**Stated goal:**
Scan the records for the string "corral"; copy each line where it occurs.

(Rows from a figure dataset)
##############################

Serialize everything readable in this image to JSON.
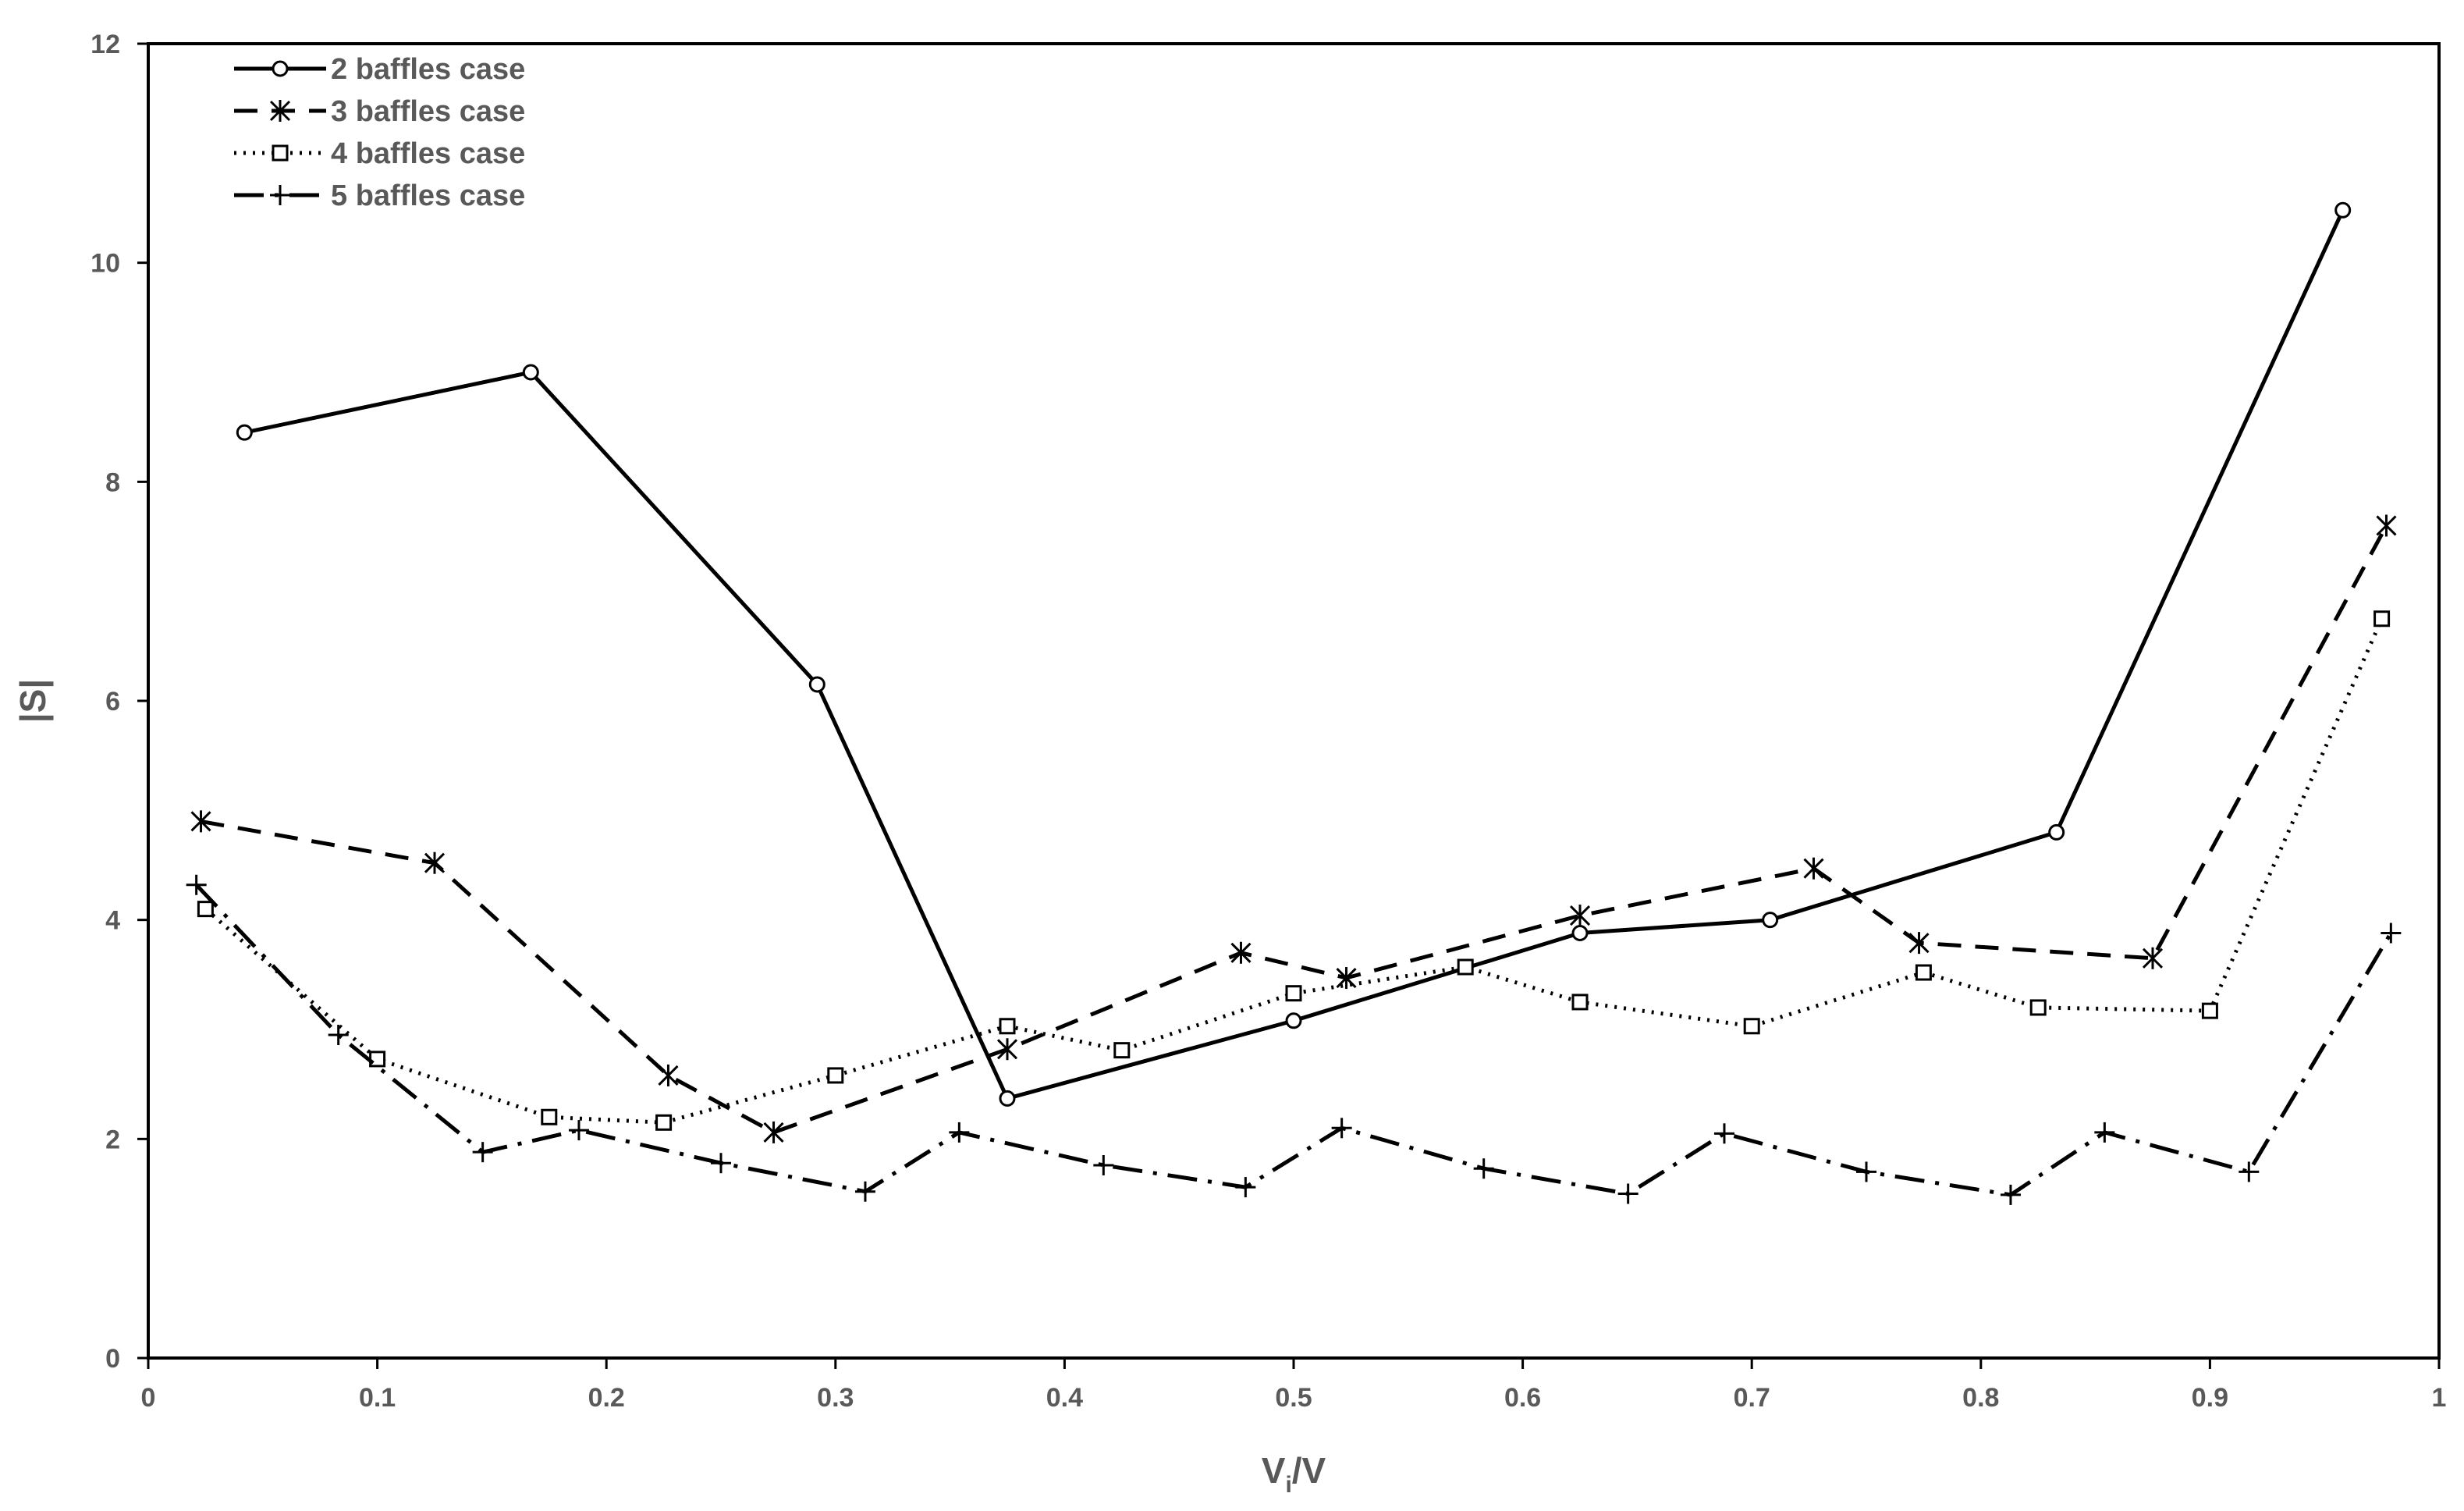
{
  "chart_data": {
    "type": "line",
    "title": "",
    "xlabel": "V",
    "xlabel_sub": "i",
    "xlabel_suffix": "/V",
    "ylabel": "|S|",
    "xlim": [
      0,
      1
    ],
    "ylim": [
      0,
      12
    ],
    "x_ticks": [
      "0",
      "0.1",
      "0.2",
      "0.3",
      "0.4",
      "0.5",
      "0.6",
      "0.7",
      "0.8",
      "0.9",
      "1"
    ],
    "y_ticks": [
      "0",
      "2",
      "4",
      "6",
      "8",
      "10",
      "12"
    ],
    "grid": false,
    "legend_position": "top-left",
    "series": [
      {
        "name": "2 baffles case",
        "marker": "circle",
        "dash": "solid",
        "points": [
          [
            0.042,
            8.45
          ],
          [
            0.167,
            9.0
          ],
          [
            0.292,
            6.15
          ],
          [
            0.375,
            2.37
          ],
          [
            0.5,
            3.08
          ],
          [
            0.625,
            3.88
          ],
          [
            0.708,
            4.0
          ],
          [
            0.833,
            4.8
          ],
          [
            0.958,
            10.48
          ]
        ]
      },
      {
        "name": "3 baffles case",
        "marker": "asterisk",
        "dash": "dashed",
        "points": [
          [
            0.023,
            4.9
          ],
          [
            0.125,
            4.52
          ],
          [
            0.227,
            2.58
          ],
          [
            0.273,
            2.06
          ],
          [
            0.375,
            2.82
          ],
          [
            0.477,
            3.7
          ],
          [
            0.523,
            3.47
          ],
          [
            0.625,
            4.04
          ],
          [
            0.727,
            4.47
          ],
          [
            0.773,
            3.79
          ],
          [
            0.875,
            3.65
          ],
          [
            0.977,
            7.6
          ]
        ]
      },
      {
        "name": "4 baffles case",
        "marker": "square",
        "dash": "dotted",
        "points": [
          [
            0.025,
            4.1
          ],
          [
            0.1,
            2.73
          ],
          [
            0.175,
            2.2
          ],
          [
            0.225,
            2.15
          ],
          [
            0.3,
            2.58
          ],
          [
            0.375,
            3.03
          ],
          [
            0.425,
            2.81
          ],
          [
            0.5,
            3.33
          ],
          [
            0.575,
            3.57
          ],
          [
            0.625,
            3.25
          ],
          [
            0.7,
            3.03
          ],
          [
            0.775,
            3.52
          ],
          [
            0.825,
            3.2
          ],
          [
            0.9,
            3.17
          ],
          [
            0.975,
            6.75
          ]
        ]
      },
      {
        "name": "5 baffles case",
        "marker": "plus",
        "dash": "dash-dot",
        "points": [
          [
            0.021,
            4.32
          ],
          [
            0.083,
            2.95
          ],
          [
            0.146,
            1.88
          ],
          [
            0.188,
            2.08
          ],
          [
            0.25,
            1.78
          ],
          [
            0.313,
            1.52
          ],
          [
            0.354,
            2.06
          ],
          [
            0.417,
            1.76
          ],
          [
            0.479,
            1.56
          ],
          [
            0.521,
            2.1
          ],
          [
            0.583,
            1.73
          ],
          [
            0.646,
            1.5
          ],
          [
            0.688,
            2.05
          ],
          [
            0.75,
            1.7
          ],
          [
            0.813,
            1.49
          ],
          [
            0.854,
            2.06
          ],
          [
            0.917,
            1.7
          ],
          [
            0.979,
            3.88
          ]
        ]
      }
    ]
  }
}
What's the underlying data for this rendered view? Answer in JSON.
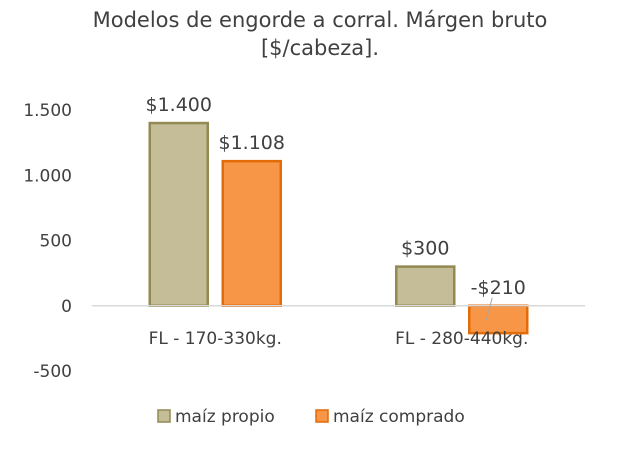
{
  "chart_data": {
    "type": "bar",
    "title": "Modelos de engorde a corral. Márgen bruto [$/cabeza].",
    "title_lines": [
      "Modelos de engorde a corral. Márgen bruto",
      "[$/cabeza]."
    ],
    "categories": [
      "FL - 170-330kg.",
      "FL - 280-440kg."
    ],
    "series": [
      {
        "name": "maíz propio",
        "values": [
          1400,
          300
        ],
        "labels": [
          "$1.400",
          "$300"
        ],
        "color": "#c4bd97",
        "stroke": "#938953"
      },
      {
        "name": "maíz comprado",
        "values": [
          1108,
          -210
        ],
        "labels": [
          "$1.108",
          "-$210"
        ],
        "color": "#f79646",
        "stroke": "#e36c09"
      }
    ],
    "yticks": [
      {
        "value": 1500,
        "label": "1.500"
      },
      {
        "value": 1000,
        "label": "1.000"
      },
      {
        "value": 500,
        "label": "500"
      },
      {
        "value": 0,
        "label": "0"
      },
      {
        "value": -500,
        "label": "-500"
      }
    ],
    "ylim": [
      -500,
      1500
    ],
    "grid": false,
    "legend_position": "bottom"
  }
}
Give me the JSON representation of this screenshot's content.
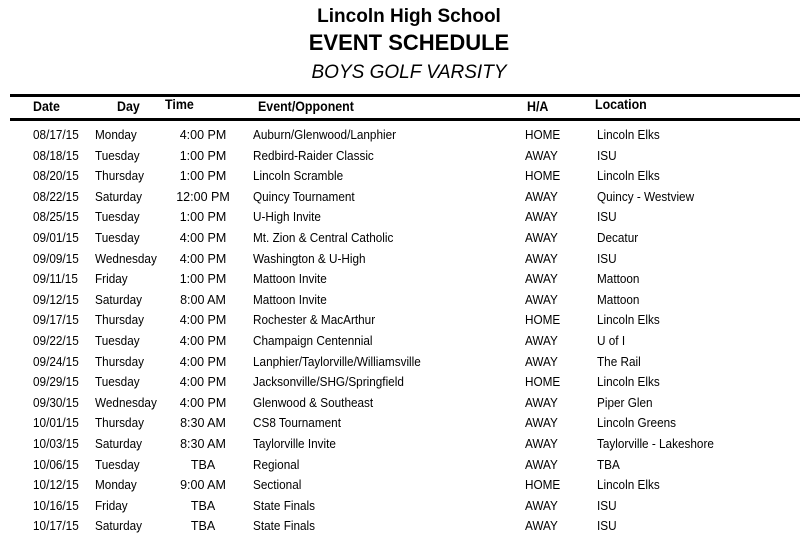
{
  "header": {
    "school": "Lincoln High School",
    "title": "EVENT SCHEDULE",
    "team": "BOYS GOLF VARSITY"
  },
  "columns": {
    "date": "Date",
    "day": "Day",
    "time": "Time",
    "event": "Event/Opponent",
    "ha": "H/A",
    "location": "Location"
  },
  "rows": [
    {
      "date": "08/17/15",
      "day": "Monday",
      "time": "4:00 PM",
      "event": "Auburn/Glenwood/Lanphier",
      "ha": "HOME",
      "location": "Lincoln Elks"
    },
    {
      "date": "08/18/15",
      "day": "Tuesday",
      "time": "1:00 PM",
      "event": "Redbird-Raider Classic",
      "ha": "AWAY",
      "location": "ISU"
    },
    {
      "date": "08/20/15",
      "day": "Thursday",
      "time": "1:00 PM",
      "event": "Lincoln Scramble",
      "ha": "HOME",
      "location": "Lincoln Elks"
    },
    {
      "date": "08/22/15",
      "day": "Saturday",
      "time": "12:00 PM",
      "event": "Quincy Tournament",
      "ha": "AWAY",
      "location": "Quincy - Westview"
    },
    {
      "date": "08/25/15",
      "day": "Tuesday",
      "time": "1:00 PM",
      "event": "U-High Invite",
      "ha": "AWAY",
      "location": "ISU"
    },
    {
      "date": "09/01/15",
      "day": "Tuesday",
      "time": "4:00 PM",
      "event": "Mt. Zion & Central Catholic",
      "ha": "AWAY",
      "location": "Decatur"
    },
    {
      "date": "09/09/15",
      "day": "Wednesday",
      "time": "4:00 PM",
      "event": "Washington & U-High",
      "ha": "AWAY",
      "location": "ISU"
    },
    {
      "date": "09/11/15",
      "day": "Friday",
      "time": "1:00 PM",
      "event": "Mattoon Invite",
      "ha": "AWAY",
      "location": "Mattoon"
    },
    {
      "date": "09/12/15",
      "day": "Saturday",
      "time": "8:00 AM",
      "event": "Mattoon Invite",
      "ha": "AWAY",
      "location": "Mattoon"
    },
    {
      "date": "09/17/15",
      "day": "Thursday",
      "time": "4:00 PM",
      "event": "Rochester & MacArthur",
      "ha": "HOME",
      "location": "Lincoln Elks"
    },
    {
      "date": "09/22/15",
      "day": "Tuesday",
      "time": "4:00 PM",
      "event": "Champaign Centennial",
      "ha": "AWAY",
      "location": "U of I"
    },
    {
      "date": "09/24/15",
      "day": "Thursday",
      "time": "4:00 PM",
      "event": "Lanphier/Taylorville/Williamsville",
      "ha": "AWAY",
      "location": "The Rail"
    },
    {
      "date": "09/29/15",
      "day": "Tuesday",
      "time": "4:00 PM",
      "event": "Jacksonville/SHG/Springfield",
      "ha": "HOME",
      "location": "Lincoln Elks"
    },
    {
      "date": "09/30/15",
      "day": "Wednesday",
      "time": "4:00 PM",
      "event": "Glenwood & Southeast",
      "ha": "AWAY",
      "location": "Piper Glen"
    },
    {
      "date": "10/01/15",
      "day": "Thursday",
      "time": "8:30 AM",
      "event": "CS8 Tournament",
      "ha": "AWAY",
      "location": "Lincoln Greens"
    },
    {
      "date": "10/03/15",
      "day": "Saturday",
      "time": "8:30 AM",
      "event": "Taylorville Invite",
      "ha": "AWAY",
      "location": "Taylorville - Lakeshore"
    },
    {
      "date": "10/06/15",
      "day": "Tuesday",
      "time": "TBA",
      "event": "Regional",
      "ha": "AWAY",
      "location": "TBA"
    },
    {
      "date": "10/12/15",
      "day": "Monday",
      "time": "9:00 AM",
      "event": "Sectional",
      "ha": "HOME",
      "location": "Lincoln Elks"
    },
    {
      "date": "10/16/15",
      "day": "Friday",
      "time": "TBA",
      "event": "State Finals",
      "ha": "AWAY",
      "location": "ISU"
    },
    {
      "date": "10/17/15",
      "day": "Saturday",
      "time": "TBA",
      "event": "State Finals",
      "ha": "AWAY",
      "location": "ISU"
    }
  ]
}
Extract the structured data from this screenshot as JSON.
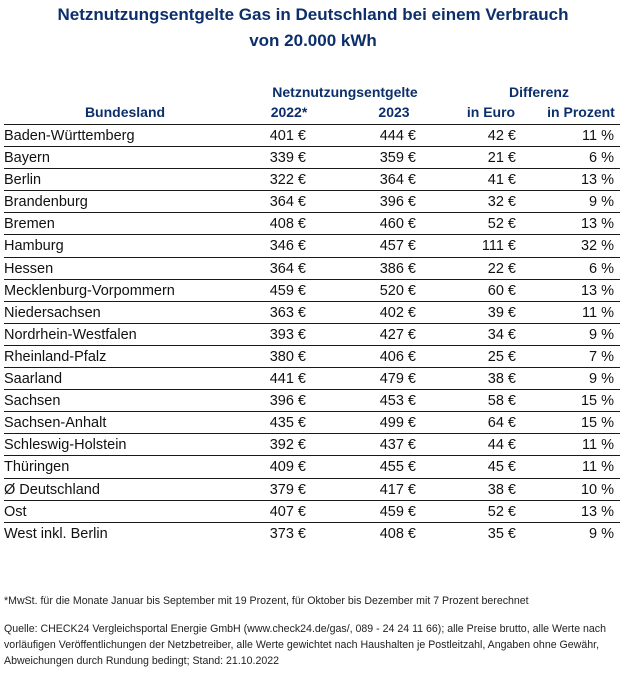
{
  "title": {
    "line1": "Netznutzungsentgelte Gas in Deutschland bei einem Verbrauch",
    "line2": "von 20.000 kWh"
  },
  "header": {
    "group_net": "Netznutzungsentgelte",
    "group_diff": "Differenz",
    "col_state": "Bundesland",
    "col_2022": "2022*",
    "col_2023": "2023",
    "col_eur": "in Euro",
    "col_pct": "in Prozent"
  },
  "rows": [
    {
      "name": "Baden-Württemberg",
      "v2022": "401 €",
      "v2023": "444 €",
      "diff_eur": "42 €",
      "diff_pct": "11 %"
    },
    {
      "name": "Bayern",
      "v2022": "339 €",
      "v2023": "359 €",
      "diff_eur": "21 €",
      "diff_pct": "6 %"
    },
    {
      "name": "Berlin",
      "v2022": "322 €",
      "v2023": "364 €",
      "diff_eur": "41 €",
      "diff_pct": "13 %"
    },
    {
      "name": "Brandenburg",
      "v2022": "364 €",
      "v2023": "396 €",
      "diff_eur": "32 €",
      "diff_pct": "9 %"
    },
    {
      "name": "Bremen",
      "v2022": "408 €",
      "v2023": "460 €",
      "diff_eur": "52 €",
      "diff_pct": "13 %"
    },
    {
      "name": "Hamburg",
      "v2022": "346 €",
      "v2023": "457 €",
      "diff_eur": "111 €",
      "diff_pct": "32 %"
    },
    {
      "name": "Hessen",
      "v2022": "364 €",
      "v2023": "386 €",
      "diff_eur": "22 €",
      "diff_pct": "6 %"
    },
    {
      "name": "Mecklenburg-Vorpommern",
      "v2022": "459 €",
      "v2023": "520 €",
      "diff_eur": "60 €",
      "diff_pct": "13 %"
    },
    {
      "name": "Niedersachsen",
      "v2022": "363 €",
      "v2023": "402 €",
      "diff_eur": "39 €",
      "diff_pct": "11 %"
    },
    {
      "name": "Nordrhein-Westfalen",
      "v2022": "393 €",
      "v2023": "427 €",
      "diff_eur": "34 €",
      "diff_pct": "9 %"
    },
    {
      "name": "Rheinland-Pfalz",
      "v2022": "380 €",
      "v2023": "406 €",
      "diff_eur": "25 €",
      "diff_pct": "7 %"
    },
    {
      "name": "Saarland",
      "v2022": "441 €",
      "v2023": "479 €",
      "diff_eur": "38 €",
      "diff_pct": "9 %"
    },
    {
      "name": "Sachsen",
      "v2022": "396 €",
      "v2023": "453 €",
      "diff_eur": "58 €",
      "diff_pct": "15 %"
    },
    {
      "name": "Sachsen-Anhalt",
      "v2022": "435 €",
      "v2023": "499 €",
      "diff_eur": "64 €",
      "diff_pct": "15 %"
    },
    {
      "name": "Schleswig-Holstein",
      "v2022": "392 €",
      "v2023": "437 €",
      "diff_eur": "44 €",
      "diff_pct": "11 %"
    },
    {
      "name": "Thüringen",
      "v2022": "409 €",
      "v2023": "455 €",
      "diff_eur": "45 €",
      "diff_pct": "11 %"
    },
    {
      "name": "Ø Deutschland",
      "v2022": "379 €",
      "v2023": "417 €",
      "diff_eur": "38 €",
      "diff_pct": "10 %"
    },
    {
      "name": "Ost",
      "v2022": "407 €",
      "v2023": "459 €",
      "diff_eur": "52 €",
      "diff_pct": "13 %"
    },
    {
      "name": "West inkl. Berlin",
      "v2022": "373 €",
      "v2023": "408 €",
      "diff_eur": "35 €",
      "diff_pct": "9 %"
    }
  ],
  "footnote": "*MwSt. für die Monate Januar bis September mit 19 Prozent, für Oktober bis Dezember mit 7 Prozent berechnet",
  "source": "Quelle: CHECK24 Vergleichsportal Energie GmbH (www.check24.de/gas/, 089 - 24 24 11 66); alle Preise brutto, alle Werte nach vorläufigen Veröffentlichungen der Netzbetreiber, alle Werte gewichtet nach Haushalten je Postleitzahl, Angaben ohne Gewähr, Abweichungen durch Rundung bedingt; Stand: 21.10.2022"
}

##############################

**Exercise answer:**
    "title": "Modelos de engorde a corral. Márgen bruto [$/cabeza].",
      "Modelos de engorde a corral. Márgen bruto",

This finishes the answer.